* Start Dataset records *

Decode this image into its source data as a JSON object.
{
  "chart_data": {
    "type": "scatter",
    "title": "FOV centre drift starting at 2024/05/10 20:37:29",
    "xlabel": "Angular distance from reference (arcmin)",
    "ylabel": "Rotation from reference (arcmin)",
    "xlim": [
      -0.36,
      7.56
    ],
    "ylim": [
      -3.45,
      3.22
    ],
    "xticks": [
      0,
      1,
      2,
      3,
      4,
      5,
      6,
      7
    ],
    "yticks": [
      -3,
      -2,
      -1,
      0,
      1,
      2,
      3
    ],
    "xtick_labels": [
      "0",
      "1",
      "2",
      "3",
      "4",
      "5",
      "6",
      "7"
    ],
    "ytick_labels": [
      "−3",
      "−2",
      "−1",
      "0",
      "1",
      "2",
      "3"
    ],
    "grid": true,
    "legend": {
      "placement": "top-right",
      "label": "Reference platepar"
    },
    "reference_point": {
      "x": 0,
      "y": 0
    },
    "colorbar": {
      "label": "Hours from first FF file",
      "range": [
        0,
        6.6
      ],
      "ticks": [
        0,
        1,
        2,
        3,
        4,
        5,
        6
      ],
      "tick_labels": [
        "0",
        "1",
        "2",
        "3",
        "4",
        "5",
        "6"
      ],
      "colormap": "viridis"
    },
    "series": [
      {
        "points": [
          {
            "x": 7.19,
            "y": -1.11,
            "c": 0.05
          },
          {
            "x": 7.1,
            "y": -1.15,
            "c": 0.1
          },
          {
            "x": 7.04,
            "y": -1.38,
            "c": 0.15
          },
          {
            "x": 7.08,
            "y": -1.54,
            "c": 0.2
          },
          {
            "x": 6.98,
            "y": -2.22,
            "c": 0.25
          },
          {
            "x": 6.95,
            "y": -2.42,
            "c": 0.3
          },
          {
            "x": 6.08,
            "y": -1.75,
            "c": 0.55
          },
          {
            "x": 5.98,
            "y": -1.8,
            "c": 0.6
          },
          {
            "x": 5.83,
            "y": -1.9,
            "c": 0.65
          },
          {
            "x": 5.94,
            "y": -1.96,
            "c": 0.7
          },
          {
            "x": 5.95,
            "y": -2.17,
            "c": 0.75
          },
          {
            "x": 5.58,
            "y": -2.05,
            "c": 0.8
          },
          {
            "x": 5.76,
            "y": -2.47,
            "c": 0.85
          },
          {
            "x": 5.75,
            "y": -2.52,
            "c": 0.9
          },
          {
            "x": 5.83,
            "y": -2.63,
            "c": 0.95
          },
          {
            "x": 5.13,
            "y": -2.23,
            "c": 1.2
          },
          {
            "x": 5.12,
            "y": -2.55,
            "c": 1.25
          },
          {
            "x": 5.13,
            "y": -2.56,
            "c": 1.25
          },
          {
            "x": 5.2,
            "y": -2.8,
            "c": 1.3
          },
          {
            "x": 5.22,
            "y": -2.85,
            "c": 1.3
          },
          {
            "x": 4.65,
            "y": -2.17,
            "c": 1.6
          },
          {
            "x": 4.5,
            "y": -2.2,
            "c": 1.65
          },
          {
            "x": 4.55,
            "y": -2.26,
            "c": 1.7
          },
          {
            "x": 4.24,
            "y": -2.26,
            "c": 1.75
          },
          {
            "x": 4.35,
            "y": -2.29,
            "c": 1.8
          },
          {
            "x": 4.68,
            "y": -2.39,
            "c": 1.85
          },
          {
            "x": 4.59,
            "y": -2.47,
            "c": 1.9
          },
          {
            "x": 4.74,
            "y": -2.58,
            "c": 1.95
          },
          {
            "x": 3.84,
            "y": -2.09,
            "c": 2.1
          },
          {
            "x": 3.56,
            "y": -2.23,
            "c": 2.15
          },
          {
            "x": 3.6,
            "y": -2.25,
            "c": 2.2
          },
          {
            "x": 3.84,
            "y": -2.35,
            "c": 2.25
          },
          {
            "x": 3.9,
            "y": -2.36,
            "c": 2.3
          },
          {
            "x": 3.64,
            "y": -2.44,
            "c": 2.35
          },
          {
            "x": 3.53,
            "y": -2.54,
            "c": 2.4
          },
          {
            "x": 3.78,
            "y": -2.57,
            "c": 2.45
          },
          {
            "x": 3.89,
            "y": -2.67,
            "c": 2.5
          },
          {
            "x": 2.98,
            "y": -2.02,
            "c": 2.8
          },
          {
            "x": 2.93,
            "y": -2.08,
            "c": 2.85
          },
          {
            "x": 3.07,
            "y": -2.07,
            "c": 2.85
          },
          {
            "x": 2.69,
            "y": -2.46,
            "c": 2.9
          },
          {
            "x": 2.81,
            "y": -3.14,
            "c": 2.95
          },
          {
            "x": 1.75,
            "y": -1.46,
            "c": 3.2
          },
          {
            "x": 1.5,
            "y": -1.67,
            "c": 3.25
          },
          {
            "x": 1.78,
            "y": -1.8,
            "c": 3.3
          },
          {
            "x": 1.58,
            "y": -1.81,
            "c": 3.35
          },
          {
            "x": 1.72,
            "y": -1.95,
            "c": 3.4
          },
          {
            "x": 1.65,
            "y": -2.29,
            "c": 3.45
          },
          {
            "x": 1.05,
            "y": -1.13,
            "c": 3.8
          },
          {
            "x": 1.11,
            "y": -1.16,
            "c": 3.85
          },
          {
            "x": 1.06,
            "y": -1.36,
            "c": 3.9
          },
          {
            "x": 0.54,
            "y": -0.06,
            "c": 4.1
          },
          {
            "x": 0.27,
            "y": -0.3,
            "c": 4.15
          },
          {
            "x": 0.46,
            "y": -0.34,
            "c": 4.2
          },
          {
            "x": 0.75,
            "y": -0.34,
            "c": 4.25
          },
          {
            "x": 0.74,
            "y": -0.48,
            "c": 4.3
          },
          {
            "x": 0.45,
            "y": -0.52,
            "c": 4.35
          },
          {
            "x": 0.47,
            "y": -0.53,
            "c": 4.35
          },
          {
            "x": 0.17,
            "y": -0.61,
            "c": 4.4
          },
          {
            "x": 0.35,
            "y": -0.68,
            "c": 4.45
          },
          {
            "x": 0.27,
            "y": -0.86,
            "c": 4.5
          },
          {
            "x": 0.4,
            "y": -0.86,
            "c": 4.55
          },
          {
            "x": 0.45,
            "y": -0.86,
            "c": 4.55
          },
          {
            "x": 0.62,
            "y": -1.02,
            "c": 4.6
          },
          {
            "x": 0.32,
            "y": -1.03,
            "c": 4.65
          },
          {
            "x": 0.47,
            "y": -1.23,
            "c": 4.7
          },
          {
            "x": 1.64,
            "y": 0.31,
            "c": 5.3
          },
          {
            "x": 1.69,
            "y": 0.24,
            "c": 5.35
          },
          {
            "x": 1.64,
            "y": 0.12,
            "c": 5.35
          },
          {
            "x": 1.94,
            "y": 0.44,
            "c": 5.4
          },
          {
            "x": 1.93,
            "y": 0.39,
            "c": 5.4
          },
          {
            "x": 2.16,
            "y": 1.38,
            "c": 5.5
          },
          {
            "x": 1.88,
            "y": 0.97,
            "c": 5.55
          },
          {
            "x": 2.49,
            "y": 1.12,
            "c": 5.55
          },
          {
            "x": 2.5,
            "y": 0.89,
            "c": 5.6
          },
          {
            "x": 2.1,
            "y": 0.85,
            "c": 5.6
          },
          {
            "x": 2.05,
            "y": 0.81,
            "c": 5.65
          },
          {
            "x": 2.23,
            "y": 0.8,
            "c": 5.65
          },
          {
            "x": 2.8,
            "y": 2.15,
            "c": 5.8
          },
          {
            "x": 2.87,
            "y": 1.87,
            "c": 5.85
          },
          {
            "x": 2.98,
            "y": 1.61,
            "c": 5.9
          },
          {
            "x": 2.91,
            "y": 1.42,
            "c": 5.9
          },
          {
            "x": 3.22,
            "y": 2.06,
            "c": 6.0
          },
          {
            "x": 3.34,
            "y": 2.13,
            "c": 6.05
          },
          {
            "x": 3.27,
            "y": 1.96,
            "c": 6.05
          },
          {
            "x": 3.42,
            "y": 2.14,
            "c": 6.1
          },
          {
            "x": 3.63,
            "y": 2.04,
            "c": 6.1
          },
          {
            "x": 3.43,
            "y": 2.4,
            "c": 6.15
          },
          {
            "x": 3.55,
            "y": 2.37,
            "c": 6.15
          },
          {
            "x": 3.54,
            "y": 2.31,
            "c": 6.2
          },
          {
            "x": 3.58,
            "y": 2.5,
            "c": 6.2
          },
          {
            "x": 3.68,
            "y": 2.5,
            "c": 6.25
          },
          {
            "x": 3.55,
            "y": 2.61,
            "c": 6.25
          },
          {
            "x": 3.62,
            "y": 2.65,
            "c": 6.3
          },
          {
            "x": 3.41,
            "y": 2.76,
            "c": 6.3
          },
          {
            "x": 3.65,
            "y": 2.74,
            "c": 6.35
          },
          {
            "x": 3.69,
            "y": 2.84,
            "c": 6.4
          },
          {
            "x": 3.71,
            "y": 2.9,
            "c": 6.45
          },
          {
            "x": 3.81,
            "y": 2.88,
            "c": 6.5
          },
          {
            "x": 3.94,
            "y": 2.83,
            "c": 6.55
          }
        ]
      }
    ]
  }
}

* End Dataset records *

*Short problem*.
The lines to collect are those holding the string "from"; copy them all.

*Complete output*.
    "xlabel": "Angular distance from reference (arcmin)",
    "ylabel": "Rotation from reference (arcmin)",
      "label": "Hours from first FF file",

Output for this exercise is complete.